▶ [Direction]: Check each line of the records below and collect those that include the word "this".

▶ [Entries shown]:

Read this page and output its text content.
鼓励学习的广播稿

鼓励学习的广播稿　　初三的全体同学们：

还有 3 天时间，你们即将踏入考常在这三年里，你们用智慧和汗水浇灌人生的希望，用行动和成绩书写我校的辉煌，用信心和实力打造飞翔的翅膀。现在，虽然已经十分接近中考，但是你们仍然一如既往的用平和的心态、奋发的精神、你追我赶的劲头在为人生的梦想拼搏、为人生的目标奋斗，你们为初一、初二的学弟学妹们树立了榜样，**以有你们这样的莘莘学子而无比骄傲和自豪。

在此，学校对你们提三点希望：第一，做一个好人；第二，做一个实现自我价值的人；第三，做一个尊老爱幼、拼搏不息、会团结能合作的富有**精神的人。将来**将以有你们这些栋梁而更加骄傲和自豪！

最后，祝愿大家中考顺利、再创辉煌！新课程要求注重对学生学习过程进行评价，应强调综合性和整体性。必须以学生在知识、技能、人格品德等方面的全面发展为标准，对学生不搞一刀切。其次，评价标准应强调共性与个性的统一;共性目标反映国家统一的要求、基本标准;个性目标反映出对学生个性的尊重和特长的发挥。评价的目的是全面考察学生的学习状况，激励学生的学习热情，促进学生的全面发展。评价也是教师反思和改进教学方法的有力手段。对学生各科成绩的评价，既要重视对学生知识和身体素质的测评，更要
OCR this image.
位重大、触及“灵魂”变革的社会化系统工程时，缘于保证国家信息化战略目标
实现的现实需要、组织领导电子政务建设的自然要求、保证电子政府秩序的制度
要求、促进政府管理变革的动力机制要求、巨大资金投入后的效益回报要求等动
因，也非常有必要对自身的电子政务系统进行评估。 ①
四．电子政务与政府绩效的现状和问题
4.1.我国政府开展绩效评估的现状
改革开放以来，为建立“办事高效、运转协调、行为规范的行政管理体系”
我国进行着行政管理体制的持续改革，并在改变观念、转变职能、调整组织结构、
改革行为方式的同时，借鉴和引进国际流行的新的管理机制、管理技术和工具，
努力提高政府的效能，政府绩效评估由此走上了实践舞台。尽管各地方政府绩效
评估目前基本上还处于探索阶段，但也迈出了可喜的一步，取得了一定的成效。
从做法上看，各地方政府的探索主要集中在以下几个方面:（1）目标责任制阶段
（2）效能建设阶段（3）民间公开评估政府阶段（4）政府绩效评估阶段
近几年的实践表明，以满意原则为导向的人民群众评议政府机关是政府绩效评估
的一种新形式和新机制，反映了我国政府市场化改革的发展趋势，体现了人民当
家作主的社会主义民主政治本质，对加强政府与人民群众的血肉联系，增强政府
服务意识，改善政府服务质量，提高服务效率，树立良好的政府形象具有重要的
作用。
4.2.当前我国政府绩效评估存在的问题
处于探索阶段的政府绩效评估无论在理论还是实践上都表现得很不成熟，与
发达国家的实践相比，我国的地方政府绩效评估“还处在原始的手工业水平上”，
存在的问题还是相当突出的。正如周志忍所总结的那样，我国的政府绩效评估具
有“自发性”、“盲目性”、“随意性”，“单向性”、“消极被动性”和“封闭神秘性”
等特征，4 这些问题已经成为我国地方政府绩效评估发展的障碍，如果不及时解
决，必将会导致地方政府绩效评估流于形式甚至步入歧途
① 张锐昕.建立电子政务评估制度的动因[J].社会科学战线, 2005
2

* * *

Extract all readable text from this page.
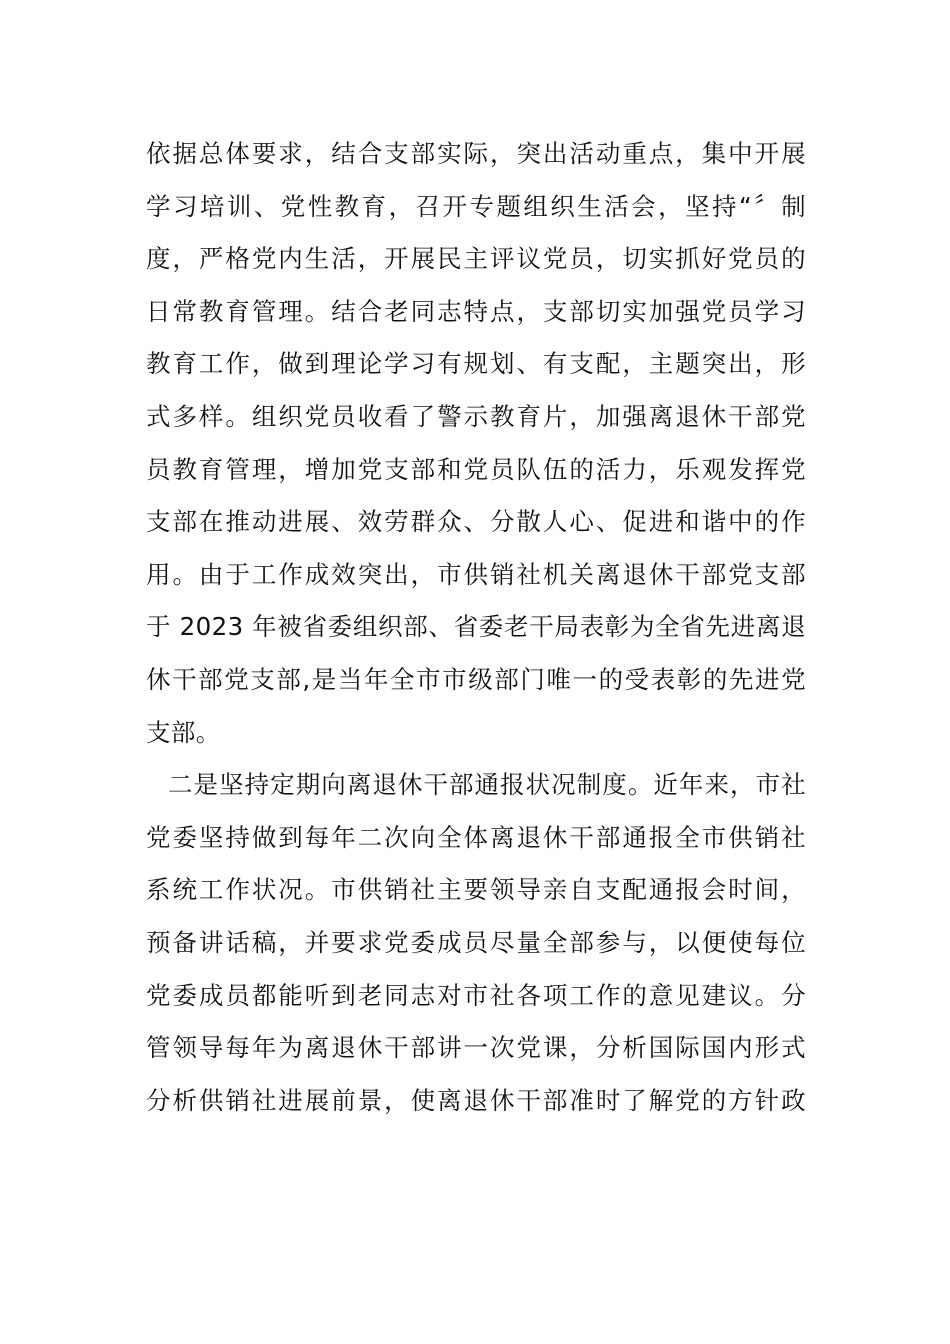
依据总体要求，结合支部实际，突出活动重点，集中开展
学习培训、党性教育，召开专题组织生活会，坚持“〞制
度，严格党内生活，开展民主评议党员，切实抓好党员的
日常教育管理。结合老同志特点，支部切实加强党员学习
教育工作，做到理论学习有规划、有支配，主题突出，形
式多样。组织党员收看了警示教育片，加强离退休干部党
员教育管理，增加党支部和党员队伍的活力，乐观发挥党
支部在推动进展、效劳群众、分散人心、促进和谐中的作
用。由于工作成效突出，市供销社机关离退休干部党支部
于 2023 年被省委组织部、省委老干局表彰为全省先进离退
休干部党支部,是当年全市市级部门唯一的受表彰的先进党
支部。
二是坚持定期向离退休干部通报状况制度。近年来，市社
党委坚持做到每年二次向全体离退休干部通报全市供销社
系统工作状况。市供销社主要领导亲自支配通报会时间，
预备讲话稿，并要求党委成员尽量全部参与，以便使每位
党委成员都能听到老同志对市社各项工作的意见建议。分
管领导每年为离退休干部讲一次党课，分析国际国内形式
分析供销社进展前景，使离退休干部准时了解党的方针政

▶ [Final result]:
Read this page and output its text content.
OCR this image.
Extract all readable text from this page.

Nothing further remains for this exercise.